··· INFORMATION SUPPLIED ···

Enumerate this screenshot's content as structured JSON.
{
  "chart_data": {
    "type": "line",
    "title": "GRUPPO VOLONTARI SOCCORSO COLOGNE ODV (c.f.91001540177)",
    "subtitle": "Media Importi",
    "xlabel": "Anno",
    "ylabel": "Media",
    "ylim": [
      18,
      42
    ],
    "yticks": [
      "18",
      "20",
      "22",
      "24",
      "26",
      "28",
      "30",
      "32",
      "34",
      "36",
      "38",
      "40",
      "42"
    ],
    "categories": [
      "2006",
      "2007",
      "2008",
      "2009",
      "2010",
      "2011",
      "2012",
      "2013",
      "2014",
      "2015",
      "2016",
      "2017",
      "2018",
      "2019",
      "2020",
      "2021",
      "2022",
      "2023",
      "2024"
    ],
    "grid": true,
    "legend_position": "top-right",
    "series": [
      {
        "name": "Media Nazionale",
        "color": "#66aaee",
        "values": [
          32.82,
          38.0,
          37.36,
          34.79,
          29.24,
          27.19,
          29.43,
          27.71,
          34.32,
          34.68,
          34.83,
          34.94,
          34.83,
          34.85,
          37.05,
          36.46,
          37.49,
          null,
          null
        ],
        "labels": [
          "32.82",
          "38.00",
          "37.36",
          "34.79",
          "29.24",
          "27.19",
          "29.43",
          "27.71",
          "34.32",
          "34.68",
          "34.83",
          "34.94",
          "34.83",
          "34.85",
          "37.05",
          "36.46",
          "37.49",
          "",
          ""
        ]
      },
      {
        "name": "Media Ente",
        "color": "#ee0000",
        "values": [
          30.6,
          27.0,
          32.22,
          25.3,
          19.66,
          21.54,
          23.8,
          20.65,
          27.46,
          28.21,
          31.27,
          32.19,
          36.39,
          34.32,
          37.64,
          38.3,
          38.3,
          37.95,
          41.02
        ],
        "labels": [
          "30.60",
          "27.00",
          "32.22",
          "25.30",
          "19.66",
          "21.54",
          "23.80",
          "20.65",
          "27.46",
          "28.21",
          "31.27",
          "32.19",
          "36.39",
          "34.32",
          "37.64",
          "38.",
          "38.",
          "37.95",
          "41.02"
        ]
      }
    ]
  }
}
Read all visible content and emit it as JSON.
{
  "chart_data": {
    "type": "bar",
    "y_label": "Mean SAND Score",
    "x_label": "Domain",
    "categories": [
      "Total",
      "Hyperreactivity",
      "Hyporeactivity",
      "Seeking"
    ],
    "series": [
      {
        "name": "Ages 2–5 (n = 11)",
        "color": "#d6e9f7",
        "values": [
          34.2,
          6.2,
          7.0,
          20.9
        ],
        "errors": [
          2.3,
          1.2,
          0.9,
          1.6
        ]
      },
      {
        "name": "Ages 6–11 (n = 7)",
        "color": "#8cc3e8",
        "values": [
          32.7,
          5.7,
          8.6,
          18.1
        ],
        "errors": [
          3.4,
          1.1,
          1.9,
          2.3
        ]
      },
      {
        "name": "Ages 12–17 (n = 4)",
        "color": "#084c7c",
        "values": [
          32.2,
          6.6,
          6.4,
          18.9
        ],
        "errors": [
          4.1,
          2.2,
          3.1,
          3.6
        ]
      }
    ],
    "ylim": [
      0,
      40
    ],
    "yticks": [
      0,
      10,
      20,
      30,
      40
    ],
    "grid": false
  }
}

···

Beginning at the line containing "Read all visible content and emit it as JSON.", repeat each line exactly through the last line of the entries, and include no other lines.

Read all visible content and emit it as JSON.
{
  "chart_data": {
    "type": "bar",
    "y_label": "Mean SAND Score",
    "x_label": "Domain",
    "categories": [
      "Total",
      "Hyperreactivity",
      "Hyporeactivity",
      "Seeking"
    ],
    "series": [
      {
        "name": "Ages 2–5 (n = 11)",
        "color": "#d6e9f7",
        "values": [
          34.2,
          6.2,
          7.0,
          20.9
        ],
        "errors": [
          2.3,
          1.2,
          0.9,
          1.6
        ]
      },
      {
        "name": "Ages 6–11 (n = 7)",
        "color": "#8cc3e8",
        "values": [
          32.7,
          5.7,
          8.6,
          18.1
        ],
        "errors": [
          3.4,
          1.1,
          1.9,
          2.3
        ]
      },
      {
        "name": "Ages 12–17 (n = 4)",
        "color": "#084c7c",
        "values": [
          32.2,
          6.6,
          6.4,
          18.9
        ],
        "errors": [
          4.1,
          2.2,
          3.1,
          3.6
        ]
      }
    ],
    "ylim": [
      0,
      40
    ],
    "yticks": [
      0,
      10,
      20,
      30,
      40
    ],
    "grid": false
  }
}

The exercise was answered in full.